Problem description: Single out the lines of the material that contain "подушку" and copy them.

** Begin **

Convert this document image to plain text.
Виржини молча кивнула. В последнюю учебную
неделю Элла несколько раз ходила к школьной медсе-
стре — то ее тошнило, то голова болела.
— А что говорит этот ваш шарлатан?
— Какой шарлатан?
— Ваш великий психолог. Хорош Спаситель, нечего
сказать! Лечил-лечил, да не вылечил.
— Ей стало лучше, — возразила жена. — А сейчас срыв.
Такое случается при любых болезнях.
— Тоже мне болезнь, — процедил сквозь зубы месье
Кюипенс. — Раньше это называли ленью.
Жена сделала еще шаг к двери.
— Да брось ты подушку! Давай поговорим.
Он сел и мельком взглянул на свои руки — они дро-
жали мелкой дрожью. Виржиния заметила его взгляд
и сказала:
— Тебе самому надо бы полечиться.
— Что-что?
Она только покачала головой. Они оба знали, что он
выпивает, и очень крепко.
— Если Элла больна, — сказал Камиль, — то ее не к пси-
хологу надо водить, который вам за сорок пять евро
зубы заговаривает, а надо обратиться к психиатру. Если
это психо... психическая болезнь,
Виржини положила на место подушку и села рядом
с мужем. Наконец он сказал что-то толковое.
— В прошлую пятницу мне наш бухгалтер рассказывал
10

** End **

The answer:
— Да брось ты подушку! Давай поговорим.
Виржини положила на место подушку и села рядом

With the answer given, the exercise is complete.